▸ EXERCISE AIM: Repeat the data that follows, word for word, without the images.

^^^^

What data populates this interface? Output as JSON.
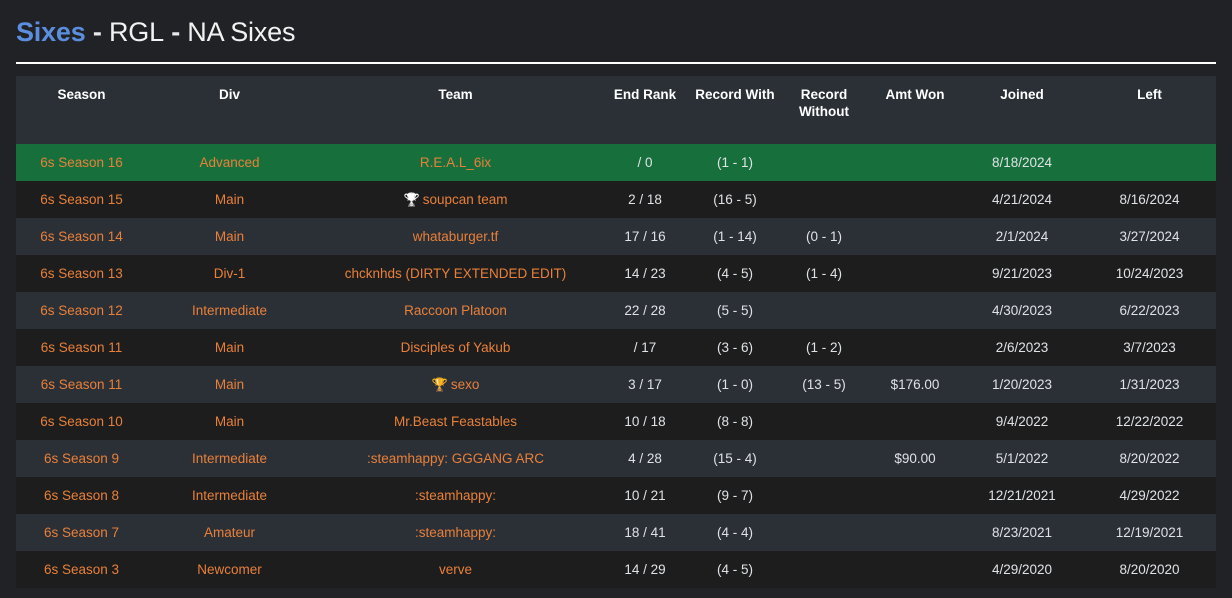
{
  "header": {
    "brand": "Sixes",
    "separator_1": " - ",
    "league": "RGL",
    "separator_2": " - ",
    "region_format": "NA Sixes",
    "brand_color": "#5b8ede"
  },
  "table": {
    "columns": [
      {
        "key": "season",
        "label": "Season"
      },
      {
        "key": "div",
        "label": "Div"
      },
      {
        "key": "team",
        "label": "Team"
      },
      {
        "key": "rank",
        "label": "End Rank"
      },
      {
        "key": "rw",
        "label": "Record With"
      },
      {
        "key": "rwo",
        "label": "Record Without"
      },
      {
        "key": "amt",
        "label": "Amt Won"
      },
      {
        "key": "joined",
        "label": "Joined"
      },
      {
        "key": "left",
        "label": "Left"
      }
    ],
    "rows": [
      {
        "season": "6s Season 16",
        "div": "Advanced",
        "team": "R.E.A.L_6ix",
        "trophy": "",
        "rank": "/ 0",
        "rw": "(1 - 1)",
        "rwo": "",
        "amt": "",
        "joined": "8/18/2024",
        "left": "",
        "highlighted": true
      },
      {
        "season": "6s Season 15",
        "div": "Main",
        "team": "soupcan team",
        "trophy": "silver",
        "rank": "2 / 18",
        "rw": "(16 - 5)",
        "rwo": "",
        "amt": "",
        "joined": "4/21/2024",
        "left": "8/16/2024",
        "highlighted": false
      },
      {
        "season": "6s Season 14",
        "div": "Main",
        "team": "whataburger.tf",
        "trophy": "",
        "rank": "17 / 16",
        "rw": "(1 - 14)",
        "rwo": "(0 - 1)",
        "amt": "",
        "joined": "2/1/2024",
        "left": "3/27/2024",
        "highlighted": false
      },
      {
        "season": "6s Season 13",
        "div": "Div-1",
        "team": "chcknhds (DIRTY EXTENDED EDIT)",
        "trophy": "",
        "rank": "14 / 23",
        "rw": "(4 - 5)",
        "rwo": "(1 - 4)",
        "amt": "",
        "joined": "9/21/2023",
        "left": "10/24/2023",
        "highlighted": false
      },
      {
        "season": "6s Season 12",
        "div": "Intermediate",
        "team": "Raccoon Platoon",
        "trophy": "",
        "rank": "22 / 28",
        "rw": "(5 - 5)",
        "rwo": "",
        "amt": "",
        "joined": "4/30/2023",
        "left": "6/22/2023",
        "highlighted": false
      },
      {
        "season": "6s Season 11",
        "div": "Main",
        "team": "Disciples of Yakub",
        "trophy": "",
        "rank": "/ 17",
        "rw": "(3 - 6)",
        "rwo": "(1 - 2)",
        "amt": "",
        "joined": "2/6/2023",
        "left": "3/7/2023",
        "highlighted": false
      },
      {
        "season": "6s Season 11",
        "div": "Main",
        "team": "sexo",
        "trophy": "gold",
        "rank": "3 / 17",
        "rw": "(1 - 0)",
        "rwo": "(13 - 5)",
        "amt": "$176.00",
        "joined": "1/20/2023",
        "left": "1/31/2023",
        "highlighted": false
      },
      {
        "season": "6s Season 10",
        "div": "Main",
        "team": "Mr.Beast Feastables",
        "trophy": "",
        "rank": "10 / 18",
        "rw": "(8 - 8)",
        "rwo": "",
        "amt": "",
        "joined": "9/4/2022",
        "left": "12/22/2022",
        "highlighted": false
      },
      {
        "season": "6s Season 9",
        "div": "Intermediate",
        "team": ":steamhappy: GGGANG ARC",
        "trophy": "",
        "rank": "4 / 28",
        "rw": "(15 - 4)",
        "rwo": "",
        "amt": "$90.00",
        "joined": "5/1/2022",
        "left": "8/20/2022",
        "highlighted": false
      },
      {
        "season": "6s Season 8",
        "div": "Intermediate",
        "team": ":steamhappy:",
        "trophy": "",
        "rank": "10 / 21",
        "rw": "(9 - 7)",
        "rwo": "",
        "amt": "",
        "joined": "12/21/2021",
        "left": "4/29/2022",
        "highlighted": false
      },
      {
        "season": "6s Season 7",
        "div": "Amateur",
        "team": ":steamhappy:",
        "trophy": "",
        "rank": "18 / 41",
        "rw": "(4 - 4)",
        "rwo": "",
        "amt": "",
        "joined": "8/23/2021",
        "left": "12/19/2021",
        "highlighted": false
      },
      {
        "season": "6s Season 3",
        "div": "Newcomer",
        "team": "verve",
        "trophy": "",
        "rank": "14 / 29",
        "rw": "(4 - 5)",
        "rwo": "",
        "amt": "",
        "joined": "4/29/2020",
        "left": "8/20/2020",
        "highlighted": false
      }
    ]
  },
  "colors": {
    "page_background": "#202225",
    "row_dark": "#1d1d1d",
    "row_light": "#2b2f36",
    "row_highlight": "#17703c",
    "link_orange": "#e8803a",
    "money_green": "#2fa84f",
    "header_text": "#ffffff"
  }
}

^^^^

▸ WRITTEN ANSWER:
What data populates this interface? Output as JSON.
{
  "header": {
    "brand": "Sixes",
    "separator_1": " - ",
    "league": "RGL",
    "separator_2": " - ",
    "region_format": "NA Sixes",
    "brand_color": "#5b8ede"
  },
  "table": {
    "columns": [
      {
        "key": "season",
        "label": "Season"
      },
      {
        "key": "div",
        "label": "Div"
      },
      {
        "key": "team",
        "label": "Team"
      },
      {
        "key": "rank",
        "label": "End Rank"
      },
      {
        "key": "rw",
        "label": "Record With"
      },
      {
        "key": "rwo",
        "label": "Record Without"
      },
      {
        "key": "amt",
        "label": "Amt Won"
      },
      {
        "key": "joined",
        "label": "Joined"
      },
      {
        "key": "left",
        "label": "Left"
      }
    ],
    "rows": [
      {
        "season": "6s Season 16",
        "div": "Advanced",
        "team": "R.E.A.L_6ix",
        "trophy": "",
        "rank": "/ 0",
        "rw": "(1 - 1)",
        "rwo": "",
        "amt": "",
        "joined": "8/18/2024",
        "left": "",
        "highlighted": true
      },
      {
        "season": "6s Season 15",
        "div": "Main",
        "team": "soupcan team",
        "trophy": "silver",
        "rank": "2 / 18",
        "rw": "(16 - 5)",
        "rwo": "",
        "amt": "",
        "joined": "4/21/2024",
        "left": "8/16/2024",
        "highlighted": false
      },
      {
        "season": "6s Season 14",
        "div": "Main",
        "team": "whataburger.tf",
        "trophy": "",
        "rank": "17 / 16",
        "rw": "(1 - 14)",
        "rwo": "(0 - 1)",
        "amt": "",
        "joined": "2/1/2024",
        "left": "3/27/2024",
        "highlighted": false
      },
      {
        "season": "6s Season 13",
        "div": "Div-1",
        "team": "chcknhds (DIRTY EXTENDED EDIT)",
        "trophy": "",
        "rank": "14 / 23",
        "rw": "(4 - 5)",
        "rwo": "(1 - 4)",
        "amt": "",
        "joined": "9/21/2023",
        "left": "10/24/2023",
        "highlighted": false
      },
      {
        "season": "6s Season 12",
        "div": "Intermediate",
        "team": "Raccoon Platoon",
        "trophy": "",
        "rank": "22 / 28",
        "rw": "(5 - 5)",
        "rwo": "",
        "amt": "",
        "joined": "4/30/2023",
        "left": "6/22/2023",
        "highlighted": false
      },
      {
        "season": "6s Season 11",
        "div": "Main",
        "team": "Disciples of Yakub",
        "trophy": "",
        "rank": "/ 17",
        "rw": "(3 - 6)",
        "rwo": "(1 - 2)",
        "amt": "",
        "joined": "2/6/2023",
        "left": "3/7/2023",
        "highlighted": false
      },
      {
        "season": "6s Season 11",
        "div": "Main",
        "team": "sexo",
        "trophy": "gold",
        "rank": "3 / 17",
        "rw": "(1 - 0)",
        "rwo": "(13 - 5)",
        "amt": "$176.00",
        "joined": "1/20/2023",
        "left": "1/31/2023",
        "highlighted": false
      },
      {
        "season": "6s Season 10",
        "div": "Main",
        "team": "Mr.Beast Feastables",
        "trophy": "",
        "rank": "10 / 18",
        "rw": "(8 - 8)",
        "rwo": "",
        "amt": "",
        "joined": "9/4/2022",
        "left": "12/22/2022",
        "highlighted": false
      },
      {
        "season": "6s Season 9",
        "div": "Intermediate",
        "team": ":steamhappy: GGGANG ARC",
        "trophy": "",
        "rank": "4 / 28",
        "rw": "(15 - 4)",
        "rwo": "",
        "amt": "$90.00",
        "joined": "5/1/2022",
        "left": "8/20/2022",
        "highlighted": false
      },
      {
        "season": "6s Season 8",
        "div": "Intermediate",
        "team": ":steamhappy:",
        "trophy": "",
        "rank": "10 / 21",
        "rw": "(9 - 7)",
        "rwo": "",
        "amt": "",
        "joined": "12/21/2021",
        "left": "4/29/2022",
        "highlighted": false
      },
      {
        "season": "6s Season 7",
        "div": "Amateur",
        "team": ":steamhappy:",
        "trophy": "",
        "rank": "18 / 41",
        "rw": "(4 - 4)",
        "rwo": "",
        "amt": "",
        "joined": "8/23/2021",
        "left": "12/19/2021",
        "highlighted": false
      },
      {
        "season": "6s Season 3",
        "div": "Newcomer",
        "team": "verve",
        "trophy": "",
        "rank": "14 / 29",
        "rw": "(4 - 5)",
        "rwo": "",
        "amt": "",
        "joined": "4/29/2020",
        "left": "8/20/2020",
        "highlighted": false
      }
    ]
  },
  "colors": {
    "page_background": "#202225",
    "row_dark": "#1d1d1d",
    "row_light": "#2b2f36",
    "row_highlight": "#17703c",
    "link_orange": "#e8803a",
    "money_green": "#2fa84f",
    "header_text": "#ffffff"
  }
}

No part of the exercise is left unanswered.